====== Excerpted data ======

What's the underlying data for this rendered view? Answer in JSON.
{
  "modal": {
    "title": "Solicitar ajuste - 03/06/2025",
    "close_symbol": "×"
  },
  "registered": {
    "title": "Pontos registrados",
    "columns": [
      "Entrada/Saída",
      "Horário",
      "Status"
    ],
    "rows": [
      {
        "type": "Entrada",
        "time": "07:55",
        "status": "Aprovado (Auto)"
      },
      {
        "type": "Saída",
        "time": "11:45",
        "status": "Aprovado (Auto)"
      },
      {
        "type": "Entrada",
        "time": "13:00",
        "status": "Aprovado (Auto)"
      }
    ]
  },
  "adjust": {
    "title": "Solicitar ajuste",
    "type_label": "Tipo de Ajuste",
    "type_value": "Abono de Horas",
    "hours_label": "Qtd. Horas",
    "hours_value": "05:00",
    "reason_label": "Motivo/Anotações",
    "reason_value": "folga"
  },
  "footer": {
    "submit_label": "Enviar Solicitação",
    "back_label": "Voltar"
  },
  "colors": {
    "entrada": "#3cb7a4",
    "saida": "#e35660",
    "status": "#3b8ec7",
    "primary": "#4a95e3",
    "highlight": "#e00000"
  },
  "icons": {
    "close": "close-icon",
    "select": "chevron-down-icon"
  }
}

======

• **What is asked**
Copy all of the material word for word.

• **Output for this task**
What's the underlying data for this rendered view? Answer in JSON.
{
  "modal": {
    "title": "Solicitar ajuste - 03/06/2025",
    "close_symbol": "×"
  },
  "registered": {
    "title": "Pontos registrados",
    "columns": [
      "Entrada/Saída",
      "Horário",
      "Status"
    ],
    "rows": [
      {
        "type": "Entrada",
        "time": "07:55",
        "status": "Aprovado (Auto)"
      },
      {
        "type": "Saída",
        "time": "11:45",
        "status": "Aprovado (Auto)"
      },
      {
        "type": "Entrada",
        "time": "13:00",
        "status": "Aprovado (Auto)"
      }
    ]
  },
  "adjust": {
    "title": "Solicitar ajuste",
    "type_label": "Tipo de Ajuste",
    "type_value": "Abono de Horas",
    "hours_label": "Qtd. Horas",
    "hours_value": "05:00",
    "reason_label": "Motivo/Anotações",
    "reason_value": "folga"
  },
  "footer": {
    "submit_label": "Enviar Solicitação",
    "back_label": "Voltar"
  },
  "colors": {
    "entrada": "#3cb7a4",
    "saida": "#e35660",
    "status": "#3b8ec7",
    "primary": "#4a95e3",
    "highlight": "#e00000"
  },
  "icons": {
    "close": "close-icon",
    "select": "chevron-down-icon"
  }
}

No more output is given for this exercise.